Data for processing:
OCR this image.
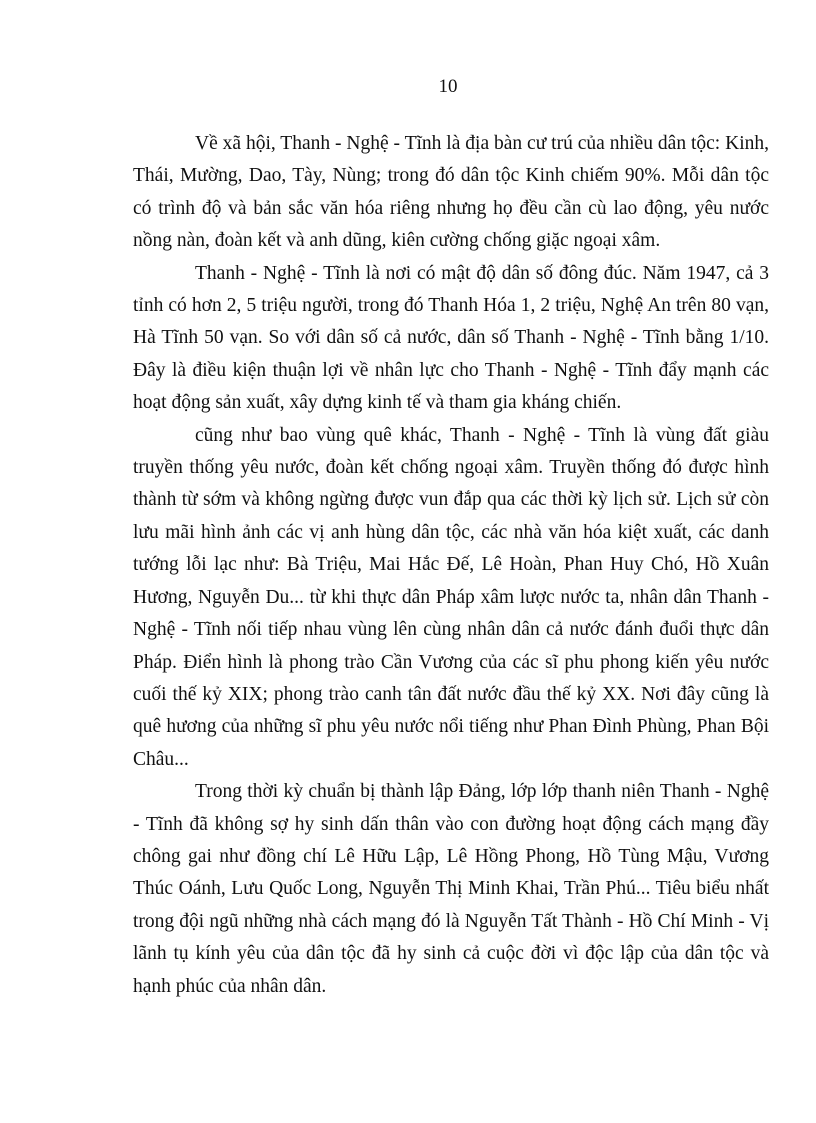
10

Về xã hội, Thanh - Nghệ - Tĩnh là địa bàn cư trú của nhiều dân tộc: Kinh, Thái, Mường, Dao, Tày, Nùng; trong đó dân tộc Kinh chiếm 90%. Mỗi dân tộc có trình độ và bản sắc văn hóa riêng nhưng họ đều cần cù lao động, yêu nước nồng nàn, đoàn kết và anh dũng, kiên cường chống giặc ngoại xâm.

Thanh - Nghệ - Tĩnh là nơi có mật độ dân số đông đúc. Năm 1947, cả 3 tỉnh có hơn 2, 5 triệu người, trong đó Thanh Hóa 1, 2 triệu, Nghệ An trên 80 vạn, Hà Tĩnh 50 vạn. So với dân số cả nước, dân số Thanh - Nghệ - Tĩnh bằng 1/10. Đây là điều kiện thuận lợi về nhân lực cho Thanh - Nghệ - Tĩnh đẩy mạnh các hoạt động sản xuất, xây dựng kinh tế và tham gia kháng chiến.

cũng như bao vùng quê khác, Thanh - Nghệ - Tĩnh là vùng đất giàu truyền thống yêu nước, đoàn kết chống ngoại xâm. Truyền thống đó được hình thành từ sớm và không ngừng được vun đắp qua các thời kỳ lịch sử. Lịch sử còn lưu mãi hình ảnh các vị anh hùng dân tộc, các nhà văn hóa kiệt xuất, các danh tướng lỗi lạc như: Bà Triệu, Mai Hắc Đế, Lê Hoàn, Phan Huy Chó, Hồ Xuân Hương, Nguyễn Du... từ khi thực dân Pháp xâm lược nước ta, nhân dân Thanh - Nghệ - Tĩnh nối tiếp nhau vùng lên cùng nhân dân cả nước đánh đuổi thực dân Pháp. Điển hình là phong trào Cần Vương của các sĩ phu phong kiến yêu nước cuối thế kỷ XIX; phong trào canh tân đất nước đầu thế kỷ XX. Nơi đây cũng là quê hương của những sĩ phu yêu nước nổi tiếng như Phan Đình Phùng, Phan Bội Châu...

Trong thời kỳ chuẩn bị thành lập Đảng, lớp lớp thanh niên Thanh - Nghệ - Tĩnh đã không sợ hy sinh dấn thân vào con đường hoạt động cách mạng đầy chông gai như đồng chí Lê Hữu Lập, Lê Hồng Phong, Hồ Tùng Mậu, Vương Thúc Oánh, Lưu Quốc Long, Nguyễn Thị Minh Khai, Trần Phú... Tiêu biểu nhất trong đội ngũ những nhà cách mạng đó là Nguyễn Tất Thành - Hồ Chí Minh - Vị lãnh tụ kính yêu của dân tộc đã hy sinh cả cuộc đời vì độc lập của dân tộc và hạnh phúc của nhân dân.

Problem description: Write every record out again exactly; no pictures belong in the copy.

Output of the exercise:
OCR this image.
10

Về xã hội, Thanh - Nghệ - Tĩnh là địa bàn cư trú của nhiều dân tộc: Kinh, Thái, Mường, Dao, Tày, Nùng; trong đó dân tộc Kinh chiếm 90%. Mỗi dân tộc có trình độ và bản sắc văn hóa riêng nhưng họ đều cần cù lao động, yêu nước nồng nàn, đoàn kết và anh dũng, kiên cường chống giặc ngoại xâm.

Thanh - Nghệ - Tĩnh là nơi có mật độ dân số đông đúc. Năm 1947, cả 3 tỉnh có hơn 2, 5 triệu người, trong đó Thanh Hóa 1, 2 triệu, Nghệ An trên 80 vạn, Hà Tĩnh 50 vạn. So với dân số cả nước, dân số Thanh - Nghệ - Tĩnh bằng 1/10. Đây là điều kiện thuận lợi về nhân lực cho Thanh - Nghệ - Tĩnh đẩy mạnh các hoạt động sản xuất, xây dựng kinh tế và tham gia kháng chiến.

cũng như bao vùng quê khác, Thanh - Nghệ - Tĩnh là vùng đất giàu truyền thống yêu nước, đoàn kết chống ngoại xâm. Truyền thống đó được hình thành từ sớm và không ngừng được vun đắp qua các thời kỳ lịch sử. Lịch sử còn lưu mãi hình ảnh các vị anh hùng dân tộc, các nhà văn hóa kiệt xuất, các danh tướng lỗi lạc như: Bà Triệu, Mai Hắc Đế, Lê Hoàn, Phan Huy Chó, Hồ Xuân Hương, Nguyễn Du... từ khi thực dân Pháp xâm lược nước ta, nhân dân Thanh - Nghệ - Tĩnh nối tiếp nhau vùng lên cùng nhân dân cả nước đánh đuổi thực dân Pháp. Điển hình là phong trào Cần Vương của các sĩ phu phong kiến yêu nước cuối thế kỷ XIX; phong trào canh tân đất nước đầu thế kỷ XX. Nơi đây cũng là quê hương của những sĩ phu yêu nước nổi tiếng như Phan Đình Phùng, Phan Bội Châu...

Trong thời kỳ chuẩn bị thành lập Đảng, lớp lớp thanh niên Thanh - Nghệ - Tĩnh đã không sợ hy sinh dấn thân vào con đường hoạt động cách mạng đầy chông gai như đồng chí Lê Hữu Lập, Lê Hồng Phong, Hồ Tùng Mậu, Vương Thúc Oánh, Lưu Quốc Long, Nguyễn Thị Minh Khai, Trần Phú... Tiêu biểu nhất trong đội ngũ những nhà cách mạng đó là Nguyễn Tất Thành - Hồ Chí Minh - Vị lãnh tụ kính yêu của dân tộc đã hy sinh cả cuộc đời vì độc lập của dân tộc và hạnh phúc của nhân dân.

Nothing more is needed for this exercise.